■ TASK PROMPT ■
Output each line of the material exactly as it stands.

(Dataset entries)
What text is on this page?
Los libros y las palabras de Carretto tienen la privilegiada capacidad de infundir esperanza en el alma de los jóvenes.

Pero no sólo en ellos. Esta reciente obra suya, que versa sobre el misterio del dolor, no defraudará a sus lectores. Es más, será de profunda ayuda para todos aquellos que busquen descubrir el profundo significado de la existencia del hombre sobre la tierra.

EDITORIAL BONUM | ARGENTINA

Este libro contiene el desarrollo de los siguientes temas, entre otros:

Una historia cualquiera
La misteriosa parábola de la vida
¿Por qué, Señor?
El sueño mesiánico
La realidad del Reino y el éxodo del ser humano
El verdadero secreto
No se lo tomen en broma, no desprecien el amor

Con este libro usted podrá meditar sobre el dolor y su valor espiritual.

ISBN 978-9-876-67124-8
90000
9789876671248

■ TASK OUTPUT ■
What text is on this page?
Los libros y las palabras de Carretto tienen la privilegiada capacidad de infundir esperanza en el alma de los jóvenes.

Pero no sólo en ellos. Esta reciente obra suya, que versa sobre el misterio del dolor, no defraudará a sus lectores. Es más, será de profunda ayuda para todos aquellos que busquen descubrir el profundo significado de la existencia del hombre sobre la tierra.

EDITORIAL BONUM | ARGENTINA

Este libro contiene el desarrollo de los siguientes temas, entre otros:

Una historia cualquiera
La misteriosa parábola de la vida
¿Por qué, Señor?
El sueño mesiánico
La realidad del Reino y el éxodo del ser humano
El verdadero secreto
No se lo tomen en broma, no desprecien el amor

Con este libro usted podrá meditar sobre el dolor y su valor espiritual.

ISBN 978-9-876-67124-8
90000
9789876671248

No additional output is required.